[Stored data]
↓↓↓
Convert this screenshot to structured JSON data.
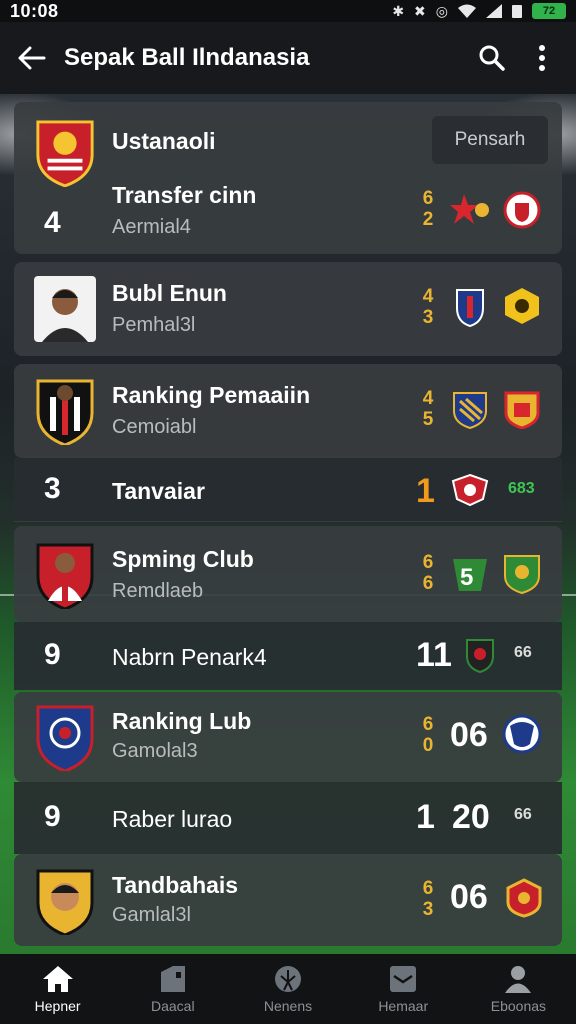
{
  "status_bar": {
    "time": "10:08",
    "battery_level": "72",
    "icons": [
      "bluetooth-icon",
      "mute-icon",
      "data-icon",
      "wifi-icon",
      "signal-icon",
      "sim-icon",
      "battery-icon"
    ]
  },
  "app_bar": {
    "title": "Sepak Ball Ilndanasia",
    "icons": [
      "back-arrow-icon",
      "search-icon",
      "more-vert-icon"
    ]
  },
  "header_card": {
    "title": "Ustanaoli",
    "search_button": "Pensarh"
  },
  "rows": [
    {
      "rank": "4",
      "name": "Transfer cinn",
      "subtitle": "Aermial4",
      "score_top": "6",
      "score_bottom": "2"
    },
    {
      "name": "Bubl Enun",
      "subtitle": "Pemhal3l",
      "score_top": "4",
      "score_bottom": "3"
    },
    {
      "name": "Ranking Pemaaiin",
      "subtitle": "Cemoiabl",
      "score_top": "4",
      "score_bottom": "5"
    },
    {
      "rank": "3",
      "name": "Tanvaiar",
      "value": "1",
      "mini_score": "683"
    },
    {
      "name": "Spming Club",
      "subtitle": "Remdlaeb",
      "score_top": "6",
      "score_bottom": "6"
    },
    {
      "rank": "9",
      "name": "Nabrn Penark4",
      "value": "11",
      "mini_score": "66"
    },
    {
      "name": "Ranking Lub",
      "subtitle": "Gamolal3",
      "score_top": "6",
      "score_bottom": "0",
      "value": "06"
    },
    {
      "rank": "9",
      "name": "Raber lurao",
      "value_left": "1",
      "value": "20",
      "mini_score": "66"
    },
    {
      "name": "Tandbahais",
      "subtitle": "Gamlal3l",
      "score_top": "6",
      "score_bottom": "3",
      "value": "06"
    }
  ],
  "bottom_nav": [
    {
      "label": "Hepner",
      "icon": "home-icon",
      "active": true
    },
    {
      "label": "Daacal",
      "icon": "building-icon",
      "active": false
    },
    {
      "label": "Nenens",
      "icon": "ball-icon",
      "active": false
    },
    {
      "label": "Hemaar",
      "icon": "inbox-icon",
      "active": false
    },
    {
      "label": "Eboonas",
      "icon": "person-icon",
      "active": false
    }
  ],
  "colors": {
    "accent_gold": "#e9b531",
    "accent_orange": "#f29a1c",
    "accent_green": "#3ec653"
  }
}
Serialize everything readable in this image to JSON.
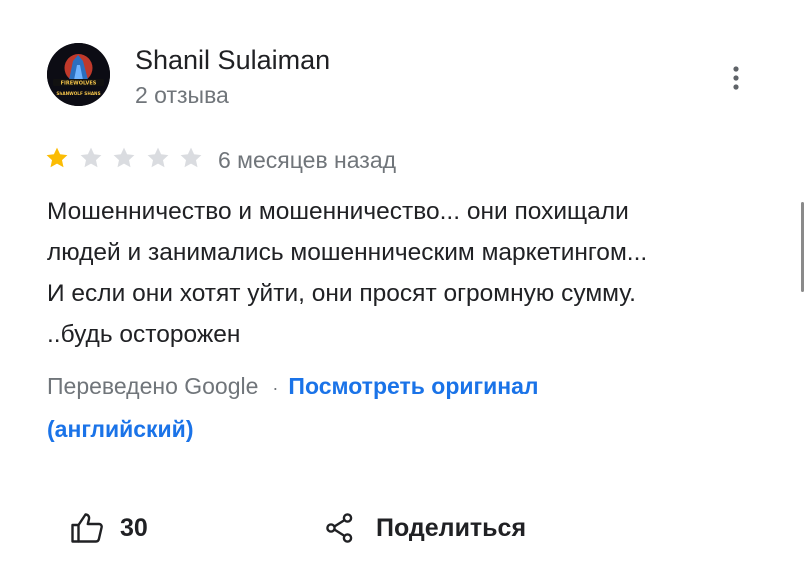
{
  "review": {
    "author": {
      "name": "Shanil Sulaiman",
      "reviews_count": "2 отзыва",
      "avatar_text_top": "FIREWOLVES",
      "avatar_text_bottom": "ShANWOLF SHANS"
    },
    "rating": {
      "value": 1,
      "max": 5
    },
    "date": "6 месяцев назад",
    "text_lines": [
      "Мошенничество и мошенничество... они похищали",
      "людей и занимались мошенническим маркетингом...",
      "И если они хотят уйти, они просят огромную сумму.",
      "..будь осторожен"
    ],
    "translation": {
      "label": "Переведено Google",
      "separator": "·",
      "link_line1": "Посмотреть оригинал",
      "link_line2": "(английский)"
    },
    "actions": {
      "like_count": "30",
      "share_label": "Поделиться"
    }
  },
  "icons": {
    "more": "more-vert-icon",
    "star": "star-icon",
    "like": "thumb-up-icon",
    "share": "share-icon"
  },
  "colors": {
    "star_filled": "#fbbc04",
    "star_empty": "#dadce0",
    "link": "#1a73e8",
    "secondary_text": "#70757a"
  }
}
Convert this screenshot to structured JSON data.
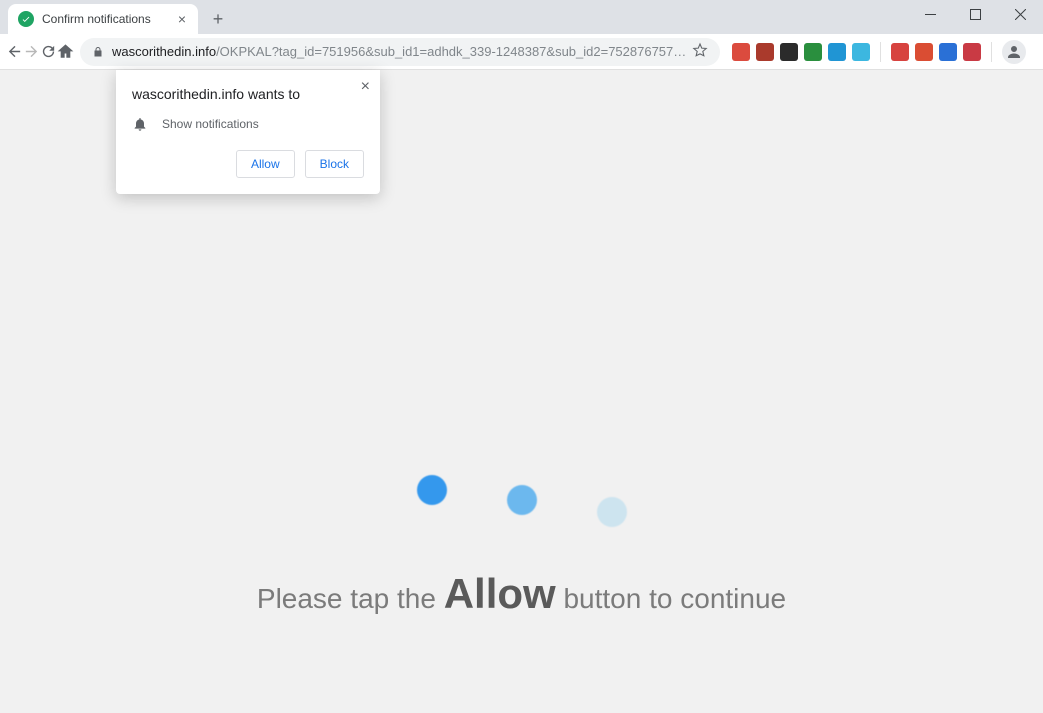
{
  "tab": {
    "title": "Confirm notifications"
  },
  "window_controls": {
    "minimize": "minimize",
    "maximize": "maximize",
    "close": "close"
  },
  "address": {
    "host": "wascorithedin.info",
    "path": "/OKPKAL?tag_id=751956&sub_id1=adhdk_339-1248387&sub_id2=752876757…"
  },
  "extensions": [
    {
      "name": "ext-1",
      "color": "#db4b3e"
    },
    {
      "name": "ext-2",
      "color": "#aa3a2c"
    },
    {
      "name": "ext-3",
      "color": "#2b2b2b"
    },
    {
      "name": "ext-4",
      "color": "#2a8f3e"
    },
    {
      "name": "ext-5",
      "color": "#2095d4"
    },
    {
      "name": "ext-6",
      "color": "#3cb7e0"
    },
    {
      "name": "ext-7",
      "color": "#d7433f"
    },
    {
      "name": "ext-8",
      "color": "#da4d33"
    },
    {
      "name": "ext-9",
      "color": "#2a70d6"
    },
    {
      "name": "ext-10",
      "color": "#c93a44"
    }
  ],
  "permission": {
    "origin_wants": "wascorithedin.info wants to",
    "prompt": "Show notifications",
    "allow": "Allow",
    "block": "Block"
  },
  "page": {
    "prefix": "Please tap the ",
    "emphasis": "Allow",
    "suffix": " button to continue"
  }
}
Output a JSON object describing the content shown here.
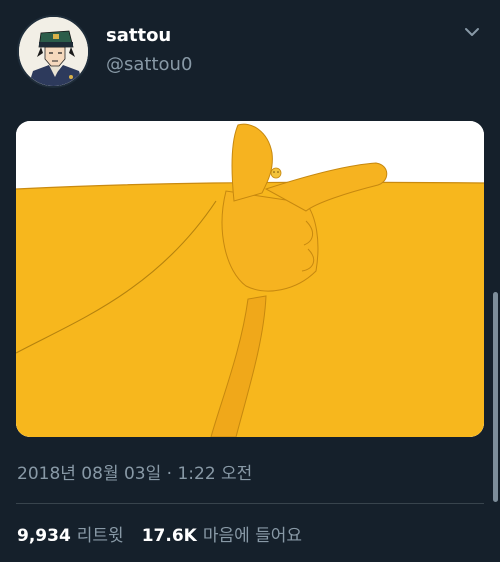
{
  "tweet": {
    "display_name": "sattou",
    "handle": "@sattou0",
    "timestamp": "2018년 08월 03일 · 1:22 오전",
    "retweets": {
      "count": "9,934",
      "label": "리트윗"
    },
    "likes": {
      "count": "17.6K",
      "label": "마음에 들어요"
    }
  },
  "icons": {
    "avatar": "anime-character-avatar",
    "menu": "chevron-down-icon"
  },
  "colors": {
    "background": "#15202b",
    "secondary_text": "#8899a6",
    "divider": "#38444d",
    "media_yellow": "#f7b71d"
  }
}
↑↑↑
* [GOAL] Restate the records above in full, word for word. Keep pictures out.

* [SOLUTION]
Convert this screenshot to structured JSON data.
{
  "status_bar": {
    "time": "10:08",
    "battery_level": "72",
    "icons": [
      "bluetooth-icon",
      "mute-icon",
      "data-icon",
      "wifi-icon",
      "signal-icon",
      "sim-icon",
      "battery-icon"
    ]
  },
  "app_bar": {
    "title": "Sepak Ball Ilndanasia",
    "icons": [
      "back-arrow-icon",
      "search-icon",
      "more-vert-icon"
    ]
  },
  "header_card": {
    "title": "Ustanaoli",
    "search_button": "Pensarh"
  },
  "rows": [
    {
      "rank": "4",
      "name": "Transfer cinn",
      "subtitle": "Aermial4",
      "score_top": "6",
      "score_bottom": "2"
    },
    {
      "name": "Bubl Enun",
      "subtitle": "Pemhal3l",
      "score_top": "4",
      "score_bottom": "3"
    },
    {
      "name": "Ranking Pemaaiin",
      "subtitle": "Cemoiabl",
      "score_top": "4",
      "score_bottom": "5"
    },
    {
      "rank": "3",
      "name": "Tanvaiar",
      "value": "1",
      "mini_score": "683"
    },
    {
      "name": "Spming Club",
      "subtitle": "Remdlaeb",
      "score_top": "6",
      "score_bottom": "6"
    },
    {
      "rank": "9",
      "name": "Nabrn Penark4",
      "value": "11",
      "mini_score": "66"
    },
    {
      "name": "Ranking Lub",
      "subtitle": "Gamolal3",
      "score_top": "6",
      "score_bottom": "0",
      "value": "06"
    },
    {
      "rank": "9",
      "name": "Raber lurao",
      "value_left": "1",
      "value": "20",
      "mini_score": "66"
    },
    {
      "name": "Tandbahais",
      "subtitle": "Gamlal3l",
      "score_top": "6",
      "score_bottom": "3",
      "value": "06"
    }
  ],
  "bottom_nav": [
    {
      "label": "Hepner",
      "icon": "home-icon",
      "active": true
    },
    {
      "label": "Daacal",
      "icon": "building-icon",
      "active": false
    },
    {
      "label": "Nenens",
      "icon": "ball-icon",
      "active": false
    },
    {
      "label": "Hemaar",
      "icon": "inbox-icon",
      "active": false
    },
    {
      "label": "Eboonas",
      "icon": "person-icon",
      "active": false
    }
  ],
  "colors": {
    "accent_gold": "#e9b531",
    "accent_orange": "#f29a1c",
    "accent_green": "#3ec653"
  }
}
Serialize everything readable in this image to JSON.
{
  "review": {
    "author": {
      "name": "Shanil Sulaiman",
      "reviews_count": "2 отзыва",
      "avatar_text_top": "FIREWOLVES",
      "avatar_text_bottom": "ShANWOLF SHANS"
    },
    "rating": {
      "value": 1,
      "max": 5
    },
    "date": "6 месяцев назад",
    "text_lines": [
      "Мошенничество и мошенничество... они похищали",
      "людей и занимались мошенническим маркетингом...",
      "И если они хотят уйти, они просят огромную сумму.",
      "..будь осторожен"
    ],
    "translation": {
      "label": "Переведено Google",
      "separator": "·",
      "link_line1": "Посмотреть оригинал",
      "link_line2": "(английский)"
    },
    "actions": {
      "like_count": "30",
      "share_label": "Поделиться"
    }
  },
  "icons": {
    "more": "more-vert-icon",
    "star": "star-icon",
    "like": "thumb-up-icon",
    "share": "share-icon"
  },
  "colors": {
    "star_filled": "#fbbc04",
    "star_empty": "#dadce0",
    "link": "#1a73e8",
    "secondary_text": "#70757a"
  }
}
Convert this screenshot to structured JSON data.
{
  "tab": {
    "title": "Confirm notifications"
  },
  "window_controls": {
    "minimize": "minimize",
    "maximize": "maximize",
    "close": "close"
  },
  "address": {
    "host": "wascorithedin.info",
    "path": "/OKPKAL?tag_id=751956&sub_id1=adhdk_339-1248387&sub_id2=752876757…"
  },
  "extensions": [
    {
      "name": "ext-1",
      "color": "#db4b3e"
    },
    {
      "name": "ext-2",
      "color": "#aa3a2c"
    },
    {
      "name": "ext-3",
      "color": "#2b2b2b"
    },
    {
      "name": "ext-4",
      "color": "#2a8f3e"
    },
    {
      "name": "ext-5",
      "color": "#2095d4"
    },
    {
      "name": "ext-6",
      "color": "#3cb7e0"
    },
    {
      "name": "ext-7",
      "color": "#d7433f"
    },
    {
      "name": "ext-8",
      "color": "#da4d33"
    },
    {
      "name": "ext-9",
      "color": "#2a70d6"
    },
    {
      "name": "ext-10",
      "color": "#c93a44"
    }
  ],
  "permission": {
    "origin_wants": "wascorithedin.info wants to",
    "prompt": "Show notifications",
    "allow": "Allow",
    "block": "Block"
  },
  "page": {
    "prefix": "Please tap the ",
    "emphasis": "Allow",
    "suffix": " button to continue"
  }
}
Output a JSON object describing the content shown here.
{
  "tweet": {
    "display_name": "sattou",
    "handle": "@sattou0",
    "timestamp": "2018년 08월 03일 · 1:22 오전",
    "retweets": {
      "count": "9,934",
      "label": "리트윗"
    },
    "likes": {
      "count": "17.6K",
      "label": "마음에 들어요"
    }
  },
  "icons": {
    "avatar": "anime-character-avatar",
    "menu": "chevron-down-icon"
  },
  "colors": {
    "background": "#15202b",
    "secondary_text": "#8899a6",
    "divider": "#38444d",
    "media_yellow": "#f7b71d"
  }
}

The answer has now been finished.